▸ EXCERPTED DATA
==============================

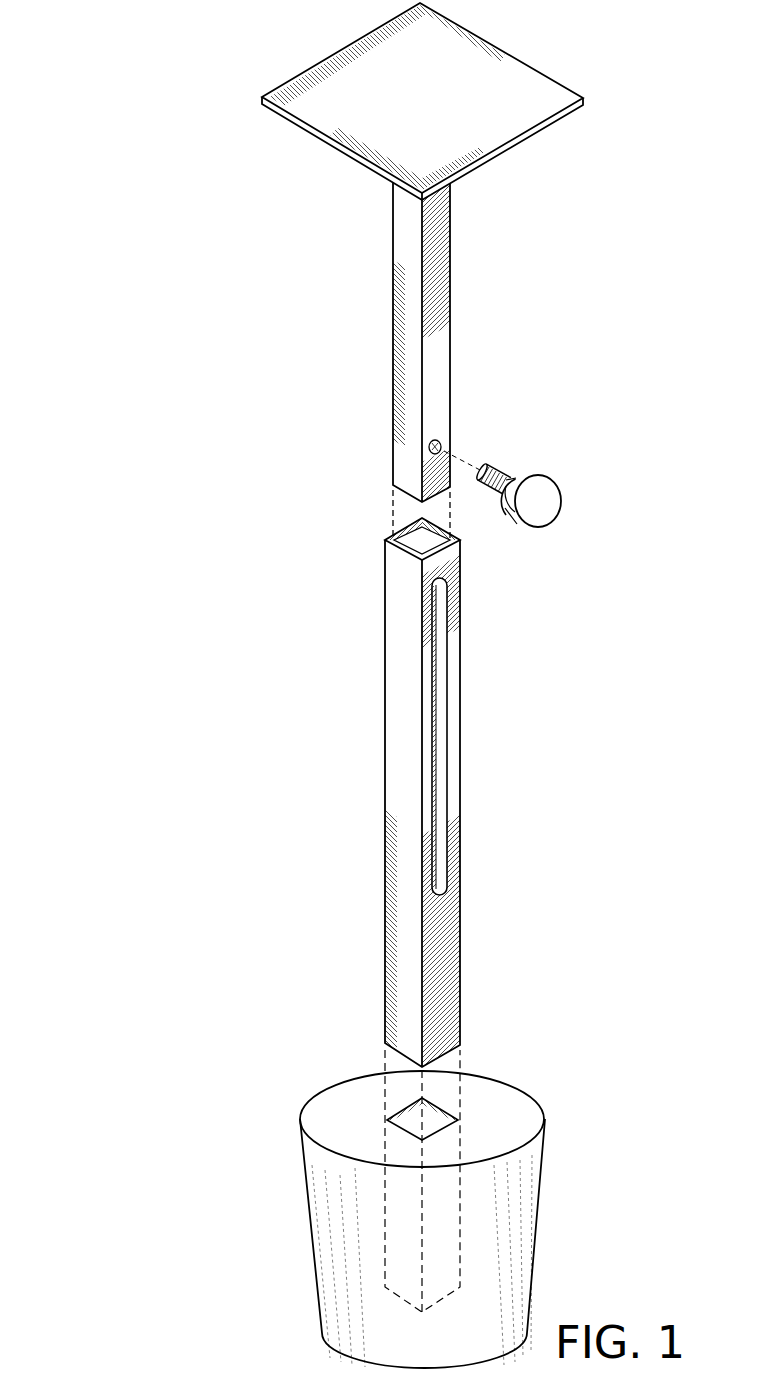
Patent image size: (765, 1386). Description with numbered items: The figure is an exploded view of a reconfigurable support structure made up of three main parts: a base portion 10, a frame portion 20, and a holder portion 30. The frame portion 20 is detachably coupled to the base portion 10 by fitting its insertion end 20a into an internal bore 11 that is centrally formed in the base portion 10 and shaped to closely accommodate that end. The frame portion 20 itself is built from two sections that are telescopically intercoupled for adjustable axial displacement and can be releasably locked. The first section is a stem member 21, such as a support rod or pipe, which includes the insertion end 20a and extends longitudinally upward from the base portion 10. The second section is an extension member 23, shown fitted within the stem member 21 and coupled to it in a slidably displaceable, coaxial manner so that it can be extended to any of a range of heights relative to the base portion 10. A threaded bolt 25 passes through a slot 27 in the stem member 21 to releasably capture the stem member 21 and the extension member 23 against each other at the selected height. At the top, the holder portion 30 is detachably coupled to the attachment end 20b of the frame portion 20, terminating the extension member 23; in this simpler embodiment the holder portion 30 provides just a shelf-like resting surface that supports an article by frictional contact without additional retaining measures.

The base portion 10 is at (362, 1209).
The internal bore 11 is at (457, 1198).
The frame portion 20 is at (293, 503).
The insertion end 20a is at (442, 792).
The attachment end 20b is at (501, 333).
The stem member 21 is at (385, 722).
The extension member 23 is at (450, 347).
The threaded bolt 25 is at (560, 488).
The slot 27 is at (438, 720).
The holder portion 30 is at (235, 55).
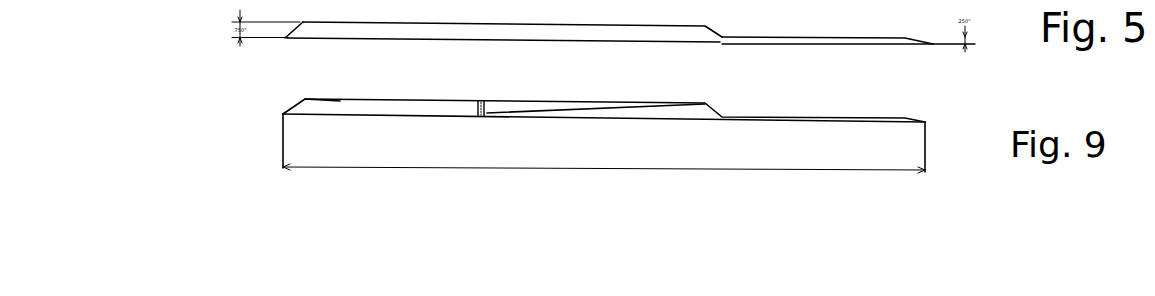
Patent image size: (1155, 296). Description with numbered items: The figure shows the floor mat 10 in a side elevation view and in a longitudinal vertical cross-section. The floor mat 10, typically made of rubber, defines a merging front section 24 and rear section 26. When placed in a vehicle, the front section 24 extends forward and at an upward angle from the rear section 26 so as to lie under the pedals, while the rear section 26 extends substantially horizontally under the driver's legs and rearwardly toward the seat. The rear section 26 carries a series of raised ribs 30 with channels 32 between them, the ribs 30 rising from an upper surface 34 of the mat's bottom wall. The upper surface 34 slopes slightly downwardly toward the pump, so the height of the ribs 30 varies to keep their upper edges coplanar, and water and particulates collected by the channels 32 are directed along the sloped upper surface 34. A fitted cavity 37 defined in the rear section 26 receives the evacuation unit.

In FIG. 5, the floor mat 10 is at (222, 97).
In FIG. 9, the floor mat 10 is at (268, 113).
In FIG. 5, the front section 24 is at (921, 50).
In FIG. 9, the front section 24 is at (927, 112).
In FIG. 5, the rear section 26 is at (718, 42).
In FIG. 9, the rear section 26 is at (285, 223).
In FIG. 9, the raised ribs 30 is at (537, 72).
In FIG. 9, the channels 32 is at (490, 113).
In FIG. 9, the upper surface 34 is at (563, 108).
In FIG. 9, the fitted cavity 37 is at (330, 100).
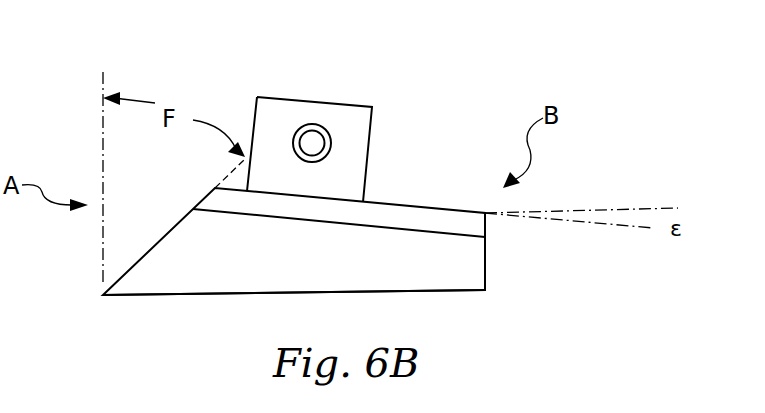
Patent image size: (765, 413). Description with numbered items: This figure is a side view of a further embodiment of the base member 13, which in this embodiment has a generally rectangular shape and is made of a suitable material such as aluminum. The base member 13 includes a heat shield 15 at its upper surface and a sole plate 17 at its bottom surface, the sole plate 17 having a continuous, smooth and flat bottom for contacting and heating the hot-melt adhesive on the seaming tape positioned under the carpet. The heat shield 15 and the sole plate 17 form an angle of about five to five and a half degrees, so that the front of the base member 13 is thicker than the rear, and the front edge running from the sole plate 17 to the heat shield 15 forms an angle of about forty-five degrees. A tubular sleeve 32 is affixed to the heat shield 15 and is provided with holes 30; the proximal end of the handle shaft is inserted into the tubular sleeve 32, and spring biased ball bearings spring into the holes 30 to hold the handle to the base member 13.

The base member 13 is at (132, 266).
The heat shield 15 is at (455, 221).
The sole plate 17 is at (248, 295).
The holes 30 is at (315, 125).
The tubular sleeve 32 is at (353, 138).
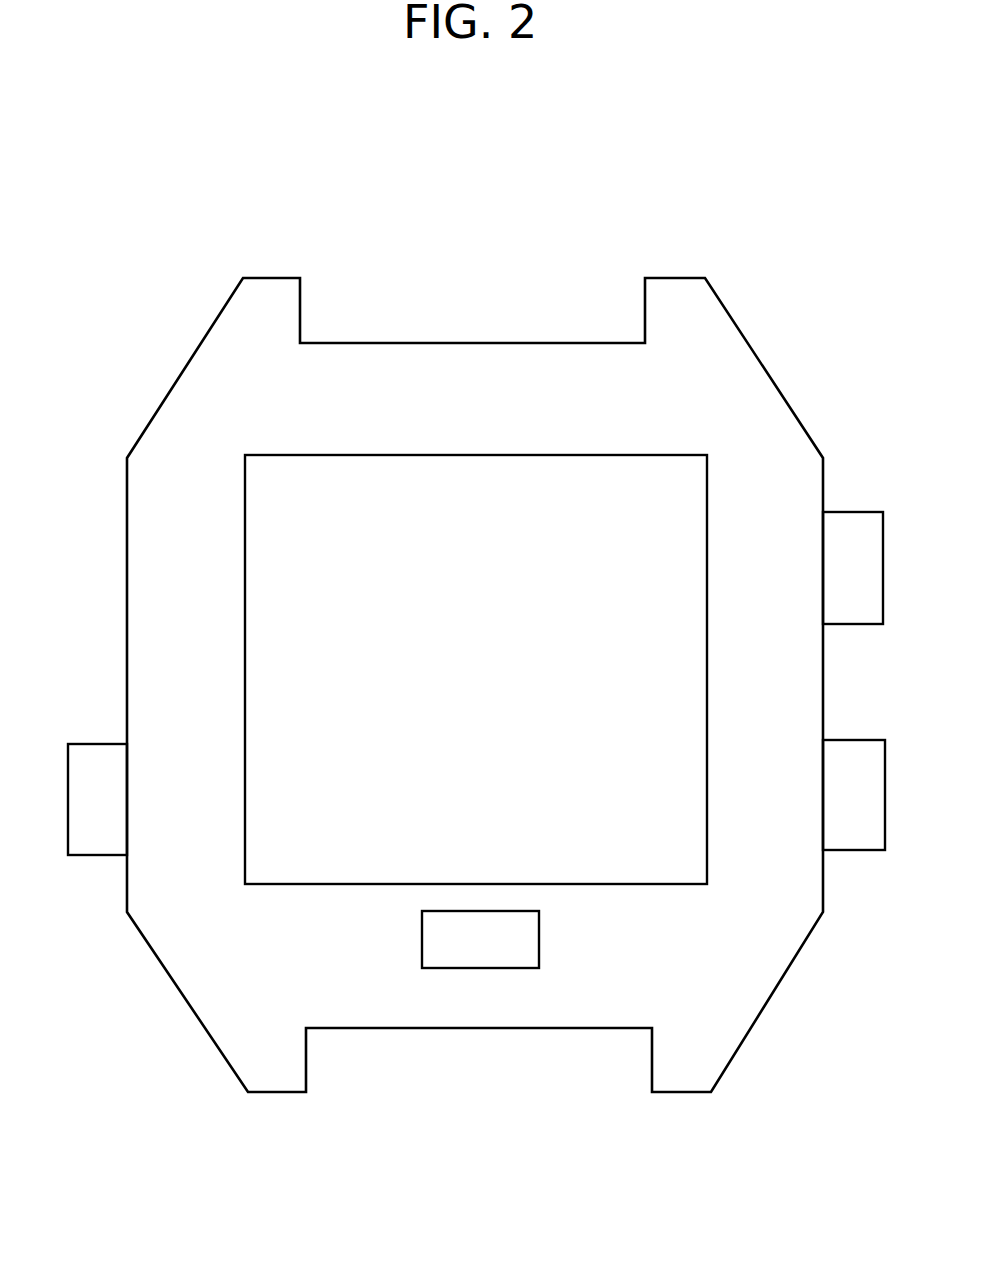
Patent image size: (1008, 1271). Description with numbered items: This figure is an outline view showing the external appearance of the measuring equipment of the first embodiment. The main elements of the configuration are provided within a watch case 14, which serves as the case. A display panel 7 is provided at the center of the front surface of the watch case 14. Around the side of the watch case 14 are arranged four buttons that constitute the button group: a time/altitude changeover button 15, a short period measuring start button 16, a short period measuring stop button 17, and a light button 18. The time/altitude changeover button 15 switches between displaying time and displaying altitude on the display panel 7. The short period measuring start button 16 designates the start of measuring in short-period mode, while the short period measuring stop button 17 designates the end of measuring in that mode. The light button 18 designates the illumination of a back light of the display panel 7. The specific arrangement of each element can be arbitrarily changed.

The watch case 14 is at (682, 277).
The display panel 7 is at (678, 884).
The time/altitude changeover button 15 is at (87, 744).
The short period measuring start button 16 is at (865, 512).
The short period measuring stop button 17 is at (865, 740).
The light button 18 is at (485, 968).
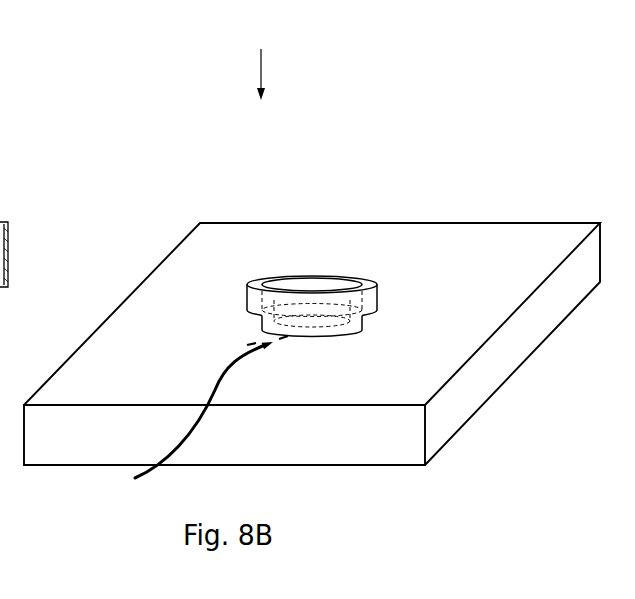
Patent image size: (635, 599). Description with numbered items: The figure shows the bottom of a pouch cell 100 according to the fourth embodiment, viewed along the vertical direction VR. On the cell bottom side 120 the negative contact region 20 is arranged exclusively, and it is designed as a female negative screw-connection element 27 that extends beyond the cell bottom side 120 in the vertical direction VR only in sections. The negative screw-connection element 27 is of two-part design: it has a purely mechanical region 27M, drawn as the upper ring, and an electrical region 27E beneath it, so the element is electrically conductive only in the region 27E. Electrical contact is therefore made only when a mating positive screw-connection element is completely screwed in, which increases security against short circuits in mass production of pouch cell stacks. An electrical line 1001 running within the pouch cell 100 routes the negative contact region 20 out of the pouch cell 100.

==============================

Reproduce each of the rows above word for word, leaving out the pictures.

▸ REPLY
Patent image size: (765, 1386). Description with numbered items: The figure is an exploded view of a reconfigurable support structure made up of three main parts: a base portion 10, a frame portion 20, and a holder portion 30. The frame portion 20 is detachably coupled to the base portion 10 by fitting its insertion end 20a into an internal bore 11 that is centrally formed in the base portion 10 and shaped to closely accommodate that end. The frame portion 20 itself is built from two sections that are telescopically intercoupled for adjustable axial displacement and can be releasably locked. The first section is a stem member 21, such as a support rod or pipe, which includes the insertion end 20a and extends longitudinally upward from the base portion 10. The second section is an extension member 23, shown fitted within the stem member 21 and coupled to it in a slidably displaceable, coaxial manner so that it can be extended to any of a range of heights relative to the base portion 10. A threaded bolt 25 passes through a slot 27 in the stem member 21 to releasably capture the stem member 21 and the extension member 23 against each other at the selected height. At the top, the holder portion 30 is detachably coupled to the attachment end 20b of the frame portion 20, terminating the extension member 23; in this simpler embodiment the holder portion 30 provides just a shelf-like resting surface that supports an article by frictional contact without additional retaining measures.

The base portion 10 is at (362, 1209).
The internal bore 11 is at (457, 1198).
The frame portion 20 is at (293, 503).
The insertion end 20a is at (442, 792).
The attachment end 20b is at (501, 333).
The stem member 21 is at (385, 722).
The extension member 23 is at (450, 347).
The threaded bolt 25 is at (560, 488).
The slot 27 is at (438, 720).
The holder portion 30 is at (235, 55).
Patent image size: (1155, 296). Description with numbered items: The figure shows the floor mat 10 in a side elevation view and in a longitudinal vertical cross-section. The floor mat 10, typically made of rubber, defines a merging front section 24 and rear section 26. When placed in a vehicle, the front section 24 extends forward and at an upward angle from the rear section 26 so as to lie under the pedals, while the rear section 26 extends substantially horizontally under the driver's legs and rearwardly toward the seat. The rear section 26 carries a series of raised ribs 30 with channels 32 between them, the ribs 30 rising from an upper surface 34 of the mat's bottom wall. The upper surface 34 slopes slightly downwardly toward the pump, so the height of the ribs 30 varies to keep their upper edges coplanar, and water and particulates collected by the channels 32 are directed along the sloped upper surface 34. A fitted cavity 37 defined in the rear section 26 receives the evacuation unit.

In FIG. 5, the floor mat 10 is at (222, 97).
In FIG. 9, the floor mat 10 is at (268, 113).
In FIG. 5, the front section 24 is at (921, 50).
In FIG. 9, the front section 24 is at (927, 112).
In FIG. 5, the rear section 26 is at (718, 42).
In FIG. 9, the rear section 26 is at (285, 223).
In FIG. 9, the raised ribs 30 is at (537, 72).
In FIG. 9, the channels 32 is at (490, 113).
In FIG. 9, the upper surface 34 is at (563, 108).
In FIG. 9, the fitted cavity 37 is at (330, 100).
Patent image size: (765, 413). Description with numbered items: This figure is a side view of a further embodiment of the base member 13, which in this embodiment has a generally rectangular shape and is made of a suitable material such as aluminum. The base member 13 includes a heat shield 15 at its upper surface and a sole plate 17 at its bottom surface, the sole plate 17 having a continuous, smooth and flat bottom for contacting and heating the hot-melt adhesive on the seaming tape positioned under the carpet. The heat shield 15 and the sole plate 17 form an angle of about five to five and a half degrees, so that the front of the base member 13 is thicker than the rear, and the front edge running from the sole plate 17 to the heat shield 15 forms an angle of about forty-five degrees. A tubular sleeve 32 is affixed to the heat shield 15 and is provided with holes 30; the proximal end of the handle shaft is inserted into the tubular sleeve 32, and spring biased ball bearings spring into the holes 30 to hold the handle to the base member 13.

The base member 13 is at (132, 266).
The heat shield 15 is at (455, 221).
The sole plate 17 is at (248, 295).
The holes 30 is at (315, 125).
The tubular sleeve 32 is at (353, 138).
Patent image size: (1008, 1271). Description with numbered items: This figure is an outline view showing the external appearance of the measuring equipment of the first embodiment. The main elements of the configuration are provided within a watch case 14, which serves as the case. A display panel 7 is provided at the center of the front surface of the watch case 14. Around the side of the watch case 14 are arranged four buttons that constitute the button group: a time/altitude changeover button 15, a short period measuring start button 16, a short period measuring stop button 17, and a light button 18. The time/altitude changeover button 15 switches between displaying time and displaying altitude on the display panel 7. The short period measuring start button 16 designates the start of measuring in short-period mode, while the short period measuring stop button 17 designates the end of measuring in that mode. The light button 18 designates the illumination of a back light of the display panel 7. The specific arrangement of each element can be arbitrarily changed.

The watch case 14 is at (682, 277).
The display panel 7 is at (678, 884).
The time/altitude changeover button 15 is at (87, 744).
The short period measuring start button 16 is at (865, 512).
The short period measuring stop button 17 is at (865, 740).
The light button 18 is at (485, 968).
Patent image size: (635, 599). Description with numbered items: The figure shows the bottom of a pouch cell 100 according to the fourth embodiment, viewed along the vertical direction VR. On the cell bottom side 120 the negative contact region 20 is arranged exclusively, and it is designed as a female negative screw-connection element 27 that extends beyond the cell bottom side 120 in the vertical direction VR only in sections. The negative screw-connection element 27 is of two-part design: it has a purely mechanical region 27M, drawn as the upper ring, and an electrical region 27E beneath it, so the element is electrically conductive only in the region 27E. Electrical contact is therefore made only when a mating positive screw-connection element is completely screwed in, which increases security against short circuits in mass production of pouch cell stacks. An electrical line 1001 running within the pouch cell 100 routes the negative contact region 20 out of the pouch cell 100.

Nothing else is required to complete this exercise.